── Dataset

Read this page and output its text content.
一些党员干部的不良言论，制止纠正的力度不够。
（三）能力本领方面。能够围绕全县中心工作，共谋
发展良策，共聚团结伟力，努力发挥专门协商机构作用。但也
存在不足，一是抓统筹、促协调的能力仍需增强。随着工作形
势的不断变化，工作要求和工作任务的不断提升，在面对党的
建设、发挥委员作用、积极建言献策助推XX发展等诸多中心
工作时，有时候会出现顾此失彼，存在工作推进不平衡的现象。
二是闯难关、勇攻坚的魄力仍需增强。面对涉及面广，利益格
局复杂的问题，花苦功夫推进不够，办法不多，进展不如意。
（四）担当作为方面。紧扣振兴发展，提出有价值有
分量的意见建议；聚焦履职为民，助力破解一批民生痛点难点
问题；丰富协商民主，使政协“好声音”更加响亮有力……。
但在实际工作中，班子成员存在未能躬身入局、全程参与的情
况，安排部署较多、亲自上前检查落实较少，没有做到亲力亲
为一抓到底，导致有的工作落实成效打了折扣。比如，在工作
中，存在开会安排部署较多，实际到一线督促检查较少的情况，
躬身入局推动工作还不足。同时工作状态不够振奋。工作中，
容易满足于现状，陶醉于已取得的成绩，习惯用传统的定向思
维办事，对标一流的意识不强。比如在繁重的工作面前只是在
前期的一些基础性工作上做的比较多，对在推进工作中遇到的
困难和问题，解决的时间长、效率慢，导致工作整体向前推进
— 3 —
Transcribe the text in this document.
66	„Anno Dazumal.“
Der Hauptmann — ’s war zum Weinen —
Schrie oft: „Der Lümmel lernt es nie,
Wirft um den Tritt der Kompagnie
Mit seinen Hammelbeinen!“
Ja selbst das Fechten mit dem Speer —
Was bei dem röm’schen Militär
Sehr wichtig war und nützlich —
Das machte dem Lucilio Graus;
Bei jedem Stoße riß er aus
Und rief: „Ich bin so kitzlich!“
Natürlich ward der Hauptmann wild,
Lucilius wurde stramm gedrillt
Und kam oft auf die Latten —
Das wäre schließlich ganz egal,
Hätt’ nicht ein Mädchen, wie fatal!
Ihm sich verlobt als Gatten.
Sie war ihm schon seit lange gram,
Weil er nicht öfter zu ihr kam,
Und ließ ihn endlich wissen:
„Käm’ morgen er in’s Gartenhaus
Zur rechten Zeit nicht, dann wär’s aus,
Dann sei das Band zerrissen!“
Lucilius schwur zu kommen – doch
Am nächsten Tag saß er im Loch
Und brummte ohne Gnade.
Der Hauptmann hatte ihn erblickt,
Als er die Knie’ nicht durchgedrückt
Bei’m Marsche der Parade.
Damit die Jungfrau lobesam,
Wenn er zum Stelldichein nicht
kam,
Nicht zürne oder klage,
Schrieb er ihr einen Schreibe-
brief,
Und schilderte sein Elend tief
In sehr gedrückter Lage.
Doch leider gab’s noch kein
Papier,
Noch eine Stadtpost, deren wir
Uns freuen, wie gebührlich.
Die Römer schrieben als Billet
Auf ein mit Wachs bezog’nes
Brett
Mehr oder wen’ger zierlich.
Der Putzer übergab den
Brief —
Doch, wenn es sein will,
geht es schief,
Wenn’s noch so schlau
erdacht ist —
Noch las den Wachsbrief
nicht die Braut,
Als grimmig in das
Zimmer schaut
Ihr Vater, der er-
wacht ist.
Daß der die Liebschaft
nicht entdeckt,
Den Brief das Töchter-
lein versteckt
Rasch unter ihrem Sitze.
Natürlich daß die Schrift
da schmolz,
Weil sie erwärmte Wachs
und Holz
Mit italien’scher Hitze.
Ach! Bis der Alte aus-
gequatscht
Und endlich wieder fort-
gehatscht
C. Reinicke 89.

────

* **Written task**:
Repeat every line of the material exactly as given.

* **Result for this task**:
Read this page and output its text content.
一些党员干部的不良言论，制止纠正的力度不够。
（三）能力本领方面。能够围绕全县中心工作，共谋
发展良策，共聚团结伟力，努力发挥专门协商机构作用。但也
存在不足，一是抓统筹、促协调的能力仍需增强。随着工作形
势的不断变化，工作要求和工作任务的不断提升，在面对党的
建设、发挥委员作用、积极建言献策助推XX发展等诸多中心
工作时，有时候会出现顾此失彼，存在工作推进不平衡的现象。
二是闯难关、勇攻坚的魄力仍需增强。面对涉及面广，利益格
局复杂的问题，花苦功夫推进不够，办法不多，进展不如意。
（四）担当作为方面。紧扣振兴发展，提出有价值有
分量的意见建议；聚焦履职为民，助力破解一批民生痛点难点
问题；丰富协商民主，使政协“好声音”更加响亮有力……。
但在实际工作中，班子成员存在未能躬身入局、全程参与的情
况，安排部署较多、亲自上前检查落实较少，没有做到亲力亲
为一抓到底，导致有的工作落实成效打了折扣。比如，在工作
中，存在开会安排部署较多，实际到一线督促检查较少的情况，
躬身入局推动工作还不足。同时工作状态不够振奋。工作中，
容易满足于现状，陶醉于已取得的成绩，习惯用传统的定向思
维办事，对标一流的意识不强。比如在繁重的工作面前只是在
前期的一些基础性工作上做的比较多，对在推进工作中遇到的
困难和问题，解决的时间长、效率慢，导致工作整体向前推进
— 3 —
Transcribe the text in this document.
66	„Anno Dazumal.“
Der Hauptmann — ’s war zum Weinen —
Schrie oft: „Der Lümmel lernt es nie,
Wirft um den Tritt der Kompagnie
Mit seinen Hammelbeinen!“
Ja selbst das Fechten mit dem Speer —
Was bei dem röm’schen Militär
Sehr wichtig war und nützlich —
Das machte dem Lucilio Graus;
Bei jedem Stoße riß er aus
Und rief: „Ich bin so kitzlich!“
Natürlich ward der Hauptmann wild,
Lucilius wurde stramm gedrillt
Und kam oft auf die Latten —
Das wäre schließlich ganz egal,
Hätt’ nicht ein Mädchen, wie fatal!
Ihm sich verlobt als Gatten.
Sie war ihm schon seit lange gram,
Weil er nicht öfter zu ihr kam,
Und ließ ihn endlich wissen:
„Käm’ morgen er in’s Gartenhaus
Zur rechten Zeit nicht, dann wär’s aus,
Dann sei das Band zerrissen!“
Lucilius schwur zu kommen – doch
Am nächsten Tag saß er im Loch
Und brummte ohne Gnade.
Der Hauptmann hatte ihn erblickt,
Als er die Knie’ nicht durchgedrückt
Bei’m Marsche der Parade.
Damit die Jungfrau lobesam,
Wenn er zum Stelldichein nicht
kam,
Nicht zürne oder klage,
Schrieb er ihr einen Schreibe-
brief,
Und schilderte sein Elend tief
In sehr gedrückter Lage.
Doch leider gab’s noch kein
Papier,
Noch eine Stadtpost, deren wir
Uns freuen, wie gebührlich.
Die Römer schrieben als Billet
Auf ein mit Wachs bezog’nes
Brett
Mehr oder wen’ger zierlich.
Der Putzer übergab den
Brief —
Doch, wenn es sein will,
geht es schief,
Wenn’s noch so schlau
erdacht ist —
Noch las den Wachsbrief
nicht die Braut,
Als grimmig in das
Zimmer schaut
Ihr Vater, der er-
wacht ist.
Daß der die Liebschaft
nicht entdeckt,
Den Brief das Töchter-
lein versteckt
Rasch unter ihrem Sitze.
Natürlich daß die Schrift
da schmolz,
Weil sie erwärmte Wachs
und Holz
Mit italien’scher Hitze.
Ach! Bis der Alte aus-
gequatscht
Und endlich wieder fort-
gehatscht
C. Reinicke 89.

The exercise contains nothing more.